WHAT TO PRODUCE: Gather all lines in the data that hold the string "time".
· · · · ·
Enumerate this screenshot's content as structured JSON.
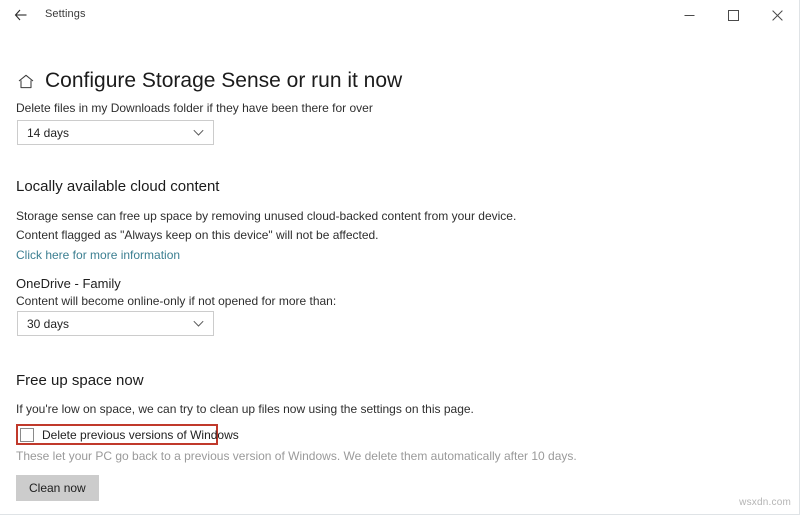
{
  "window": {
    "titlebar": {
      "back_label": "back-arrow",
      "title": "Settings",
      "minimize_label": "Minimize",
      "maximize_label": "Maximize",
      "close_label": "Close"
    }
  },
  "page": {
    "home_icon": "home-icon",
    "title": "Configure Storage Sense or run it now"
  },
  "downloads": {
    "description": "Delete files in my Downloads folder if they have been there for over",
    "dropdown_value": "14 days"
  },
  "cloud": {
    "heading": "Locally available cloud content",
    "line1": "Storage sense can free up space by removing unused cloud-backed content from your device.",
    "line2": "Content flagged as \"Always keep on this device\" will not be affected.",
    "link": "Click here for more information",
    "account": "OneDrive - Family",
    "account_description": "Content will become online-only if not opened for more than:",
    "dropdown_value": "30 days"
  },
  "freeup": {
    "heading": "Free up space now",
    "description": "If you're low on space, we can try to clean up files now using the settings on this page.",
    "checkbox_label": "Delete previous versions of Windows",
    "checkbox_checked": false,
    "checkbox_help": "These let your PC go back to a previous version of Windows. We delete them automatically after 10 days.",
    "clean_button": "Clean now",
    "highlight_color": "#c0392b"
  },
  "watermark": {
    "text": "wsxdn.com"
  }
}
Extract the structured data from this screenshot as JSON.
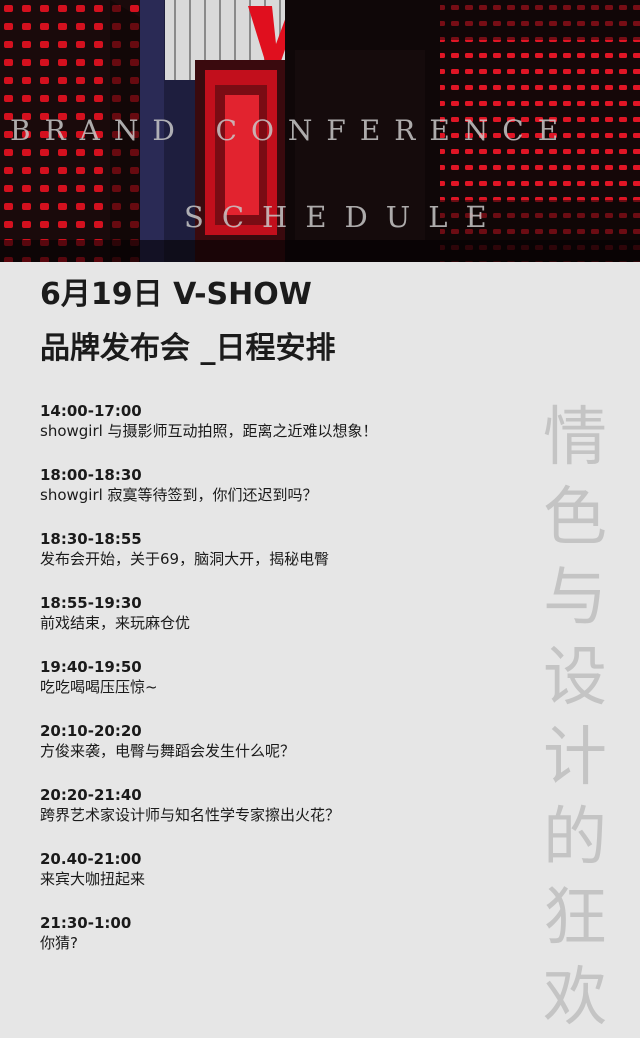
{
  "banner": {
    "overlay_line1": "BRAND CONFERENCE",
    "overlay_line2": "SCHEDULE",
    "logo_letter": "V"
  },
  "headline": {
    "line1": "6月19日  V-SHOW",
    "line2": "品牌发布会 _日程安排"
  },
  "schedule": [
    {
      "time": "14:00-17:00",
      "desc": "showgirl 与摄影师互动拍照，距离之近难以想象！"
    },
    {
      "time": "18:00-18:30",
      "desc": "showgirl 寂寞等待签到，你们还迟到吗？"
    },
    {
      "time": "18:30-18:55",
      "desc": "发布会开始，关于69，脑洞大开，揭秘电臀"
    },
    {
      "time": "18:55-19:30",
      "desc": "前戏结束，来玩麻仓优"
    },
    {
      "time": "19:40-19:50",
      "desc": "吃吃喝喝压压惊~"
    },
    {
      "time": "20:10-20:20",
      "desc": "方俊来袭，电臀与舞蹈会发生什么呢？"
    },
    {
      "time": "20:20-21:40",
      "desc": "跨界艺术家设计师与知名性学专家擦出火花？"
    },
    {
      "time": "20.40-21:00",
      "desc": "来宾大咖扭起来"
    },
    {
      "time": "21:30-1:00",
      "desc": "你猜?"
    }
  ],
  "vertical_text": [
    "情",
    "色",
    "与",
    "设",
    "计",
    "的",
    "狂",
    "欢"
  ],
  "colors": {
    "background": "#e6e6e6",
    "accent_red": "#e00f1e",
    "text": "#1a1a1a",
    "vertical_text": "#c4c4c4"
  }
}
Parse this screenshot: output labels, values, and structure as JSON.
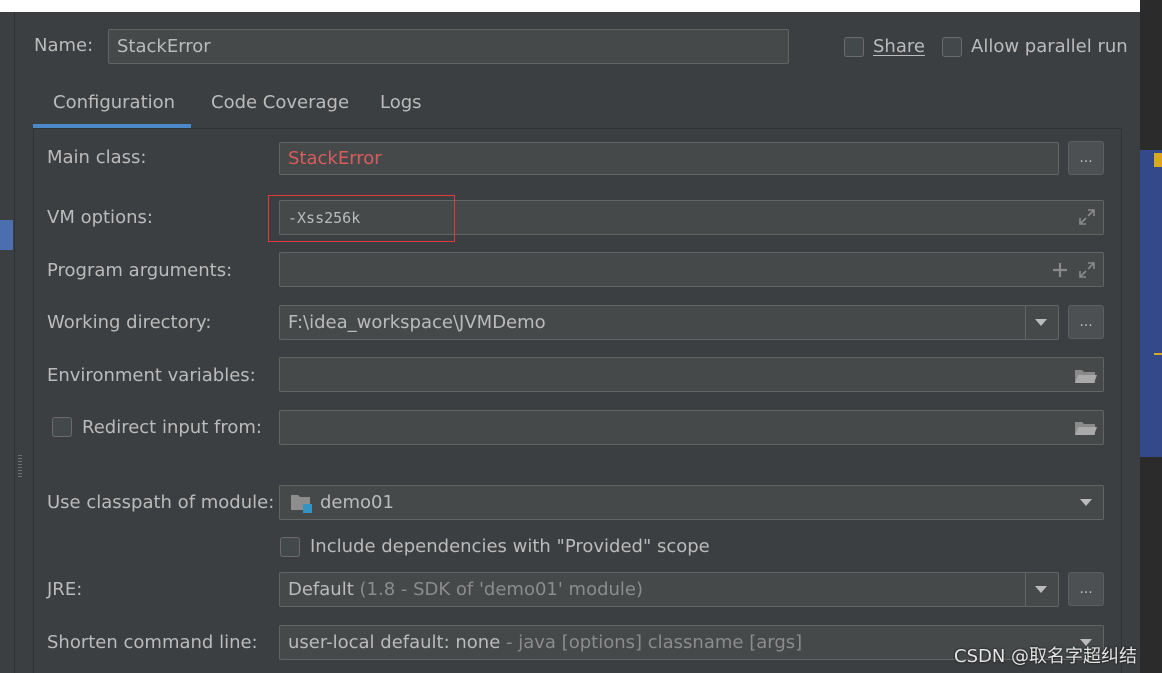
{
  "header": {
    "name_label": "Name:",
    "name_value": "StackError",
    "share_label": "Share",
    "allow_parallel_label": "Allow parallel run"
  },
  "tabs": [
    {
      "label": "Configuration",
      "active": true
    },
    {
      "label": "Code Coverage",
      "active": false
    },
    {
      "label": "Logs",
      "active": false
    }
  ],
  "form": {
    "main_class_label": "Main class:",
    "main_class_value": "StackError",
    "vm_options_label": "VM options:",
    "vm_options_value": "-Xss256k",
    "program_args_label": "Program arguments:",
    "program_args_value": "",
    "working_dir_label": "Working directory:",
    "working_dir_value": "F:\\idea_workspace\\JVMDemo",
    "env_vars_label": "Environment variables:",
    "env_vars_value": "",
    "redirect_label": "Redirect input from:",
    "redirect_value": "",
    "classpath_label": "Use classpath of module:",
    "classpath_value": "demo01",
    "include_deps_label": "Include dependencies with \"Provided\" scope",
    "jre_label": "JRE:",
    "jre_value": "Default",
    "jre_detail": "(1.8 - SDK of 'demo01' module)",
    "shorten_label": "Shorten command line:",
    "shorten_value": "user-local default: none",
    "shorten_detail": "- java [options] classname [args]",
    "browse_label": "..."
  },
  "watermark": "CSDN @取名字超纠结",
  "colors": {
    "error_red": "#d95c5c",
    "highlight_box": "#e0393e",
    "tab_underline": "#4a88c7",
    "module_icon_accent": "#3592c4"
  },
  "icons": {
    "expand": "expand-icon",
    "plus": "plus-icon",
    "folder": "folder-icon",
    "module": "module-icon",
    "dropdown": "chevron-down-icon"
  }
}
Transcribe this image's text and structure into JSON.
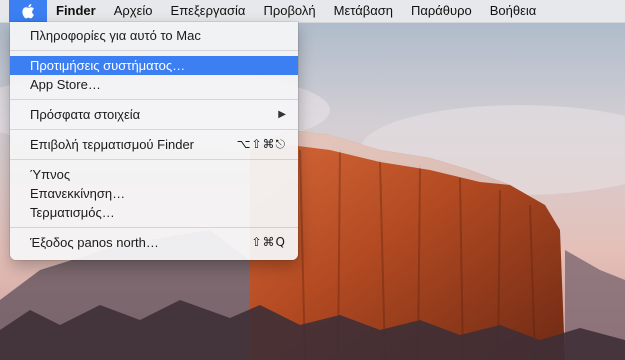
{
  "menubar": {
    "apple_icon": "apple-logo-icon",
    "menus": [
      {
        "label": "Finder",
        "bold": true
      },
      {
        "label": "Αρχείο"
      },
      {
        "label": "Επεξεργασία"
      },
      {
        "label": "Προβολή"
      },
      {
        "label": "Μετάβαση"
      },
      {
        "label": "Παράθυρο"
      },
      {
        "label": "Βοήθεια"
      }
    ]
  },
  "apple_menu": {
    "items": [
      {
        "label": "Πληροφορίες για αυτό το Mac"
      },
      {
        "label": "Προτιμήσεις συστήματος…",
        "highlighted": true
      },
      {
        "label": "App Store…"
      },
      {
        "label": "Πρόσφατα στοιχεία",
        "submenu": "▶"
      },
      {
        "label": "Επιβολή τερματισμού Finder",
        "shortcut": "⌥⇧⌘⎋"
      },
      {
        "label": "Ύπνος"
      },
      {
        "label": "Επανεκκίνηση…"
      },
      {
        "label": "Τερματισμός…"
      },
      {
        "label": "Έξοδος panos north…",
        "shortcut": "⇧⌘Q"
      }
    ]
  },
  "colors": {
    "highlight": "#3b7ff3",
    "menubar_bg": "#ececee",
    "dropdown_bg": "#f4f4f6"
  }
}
· · · · ·
ANSWER BELOW:
      "time": "14:00-17:00",
      "time": "18:00-18:30",
      "time": "18:30-18:55",
      "time": "18:55-19:30",
      "time": "19:40-19:50",
      "time": "20:10-20:20",
      "time": "20:20-21:40",
      "time": "20.40-21:00",
      "time": "21:30-1:00",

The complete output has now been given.